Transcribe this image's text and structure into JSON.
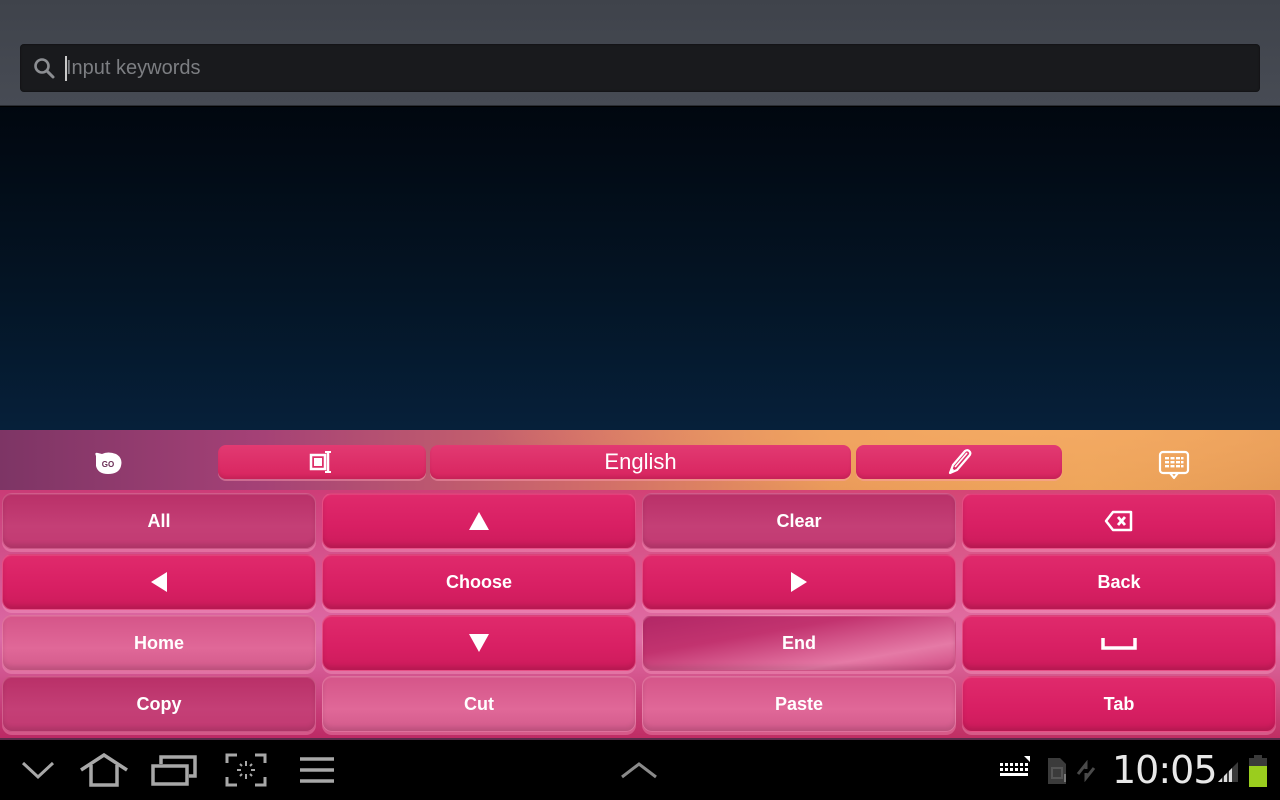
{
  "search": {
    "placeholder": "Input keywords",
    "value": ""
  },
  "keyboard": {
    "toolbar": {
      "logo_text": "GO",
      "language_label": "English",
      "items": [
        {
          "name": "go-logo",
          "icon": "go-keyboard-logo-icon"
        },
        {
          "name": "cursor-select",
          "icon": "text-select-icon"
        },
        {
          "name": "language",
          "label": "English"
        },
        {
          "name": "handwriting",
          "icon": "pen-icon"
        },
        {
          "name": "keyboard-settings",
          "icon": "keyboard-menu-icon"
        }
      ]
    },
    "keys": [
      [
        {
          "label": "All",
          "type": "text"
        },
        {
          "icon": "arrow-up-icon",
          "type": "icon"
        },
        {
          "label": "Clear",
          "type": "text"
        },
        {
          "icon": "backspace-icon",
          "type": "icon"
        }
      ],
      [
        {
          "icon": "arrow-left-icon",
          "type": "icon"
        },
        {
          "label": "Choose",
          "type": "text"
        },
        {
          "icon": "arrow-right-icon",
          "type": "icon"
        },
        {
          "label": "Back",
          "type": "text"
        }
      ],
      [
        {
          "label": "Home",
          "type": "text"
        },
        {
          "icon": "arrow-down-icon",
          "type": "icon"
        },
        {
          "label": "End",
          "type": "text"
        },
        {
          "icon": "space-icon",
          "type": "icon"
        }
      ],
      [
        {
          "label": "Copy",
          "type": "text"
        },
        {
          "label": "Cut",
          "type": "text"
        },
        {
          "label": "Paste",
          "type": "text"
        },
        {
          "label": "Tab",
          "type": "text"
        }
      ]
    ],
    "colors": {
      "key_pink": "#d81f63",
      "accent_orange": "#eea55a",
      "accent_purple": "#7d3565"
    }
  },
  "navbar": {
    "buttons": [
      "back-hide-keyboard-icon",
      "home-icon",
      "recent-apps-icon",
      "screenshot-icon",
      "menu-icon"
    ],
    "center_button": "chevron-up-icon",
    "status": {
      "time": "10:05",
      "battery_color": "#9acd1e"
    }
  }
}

# # #

*CHALLENGE:*
Find all lines holding the string "keyboard" and copy them.

*ANSWER:*
  "keyboard": {
          "icon": "go-keyboard-logo-icon"
          "name": "keyboard-settings",
          "icon": "keyboard-menu-icon"
      "back-hide-keyboard-icon",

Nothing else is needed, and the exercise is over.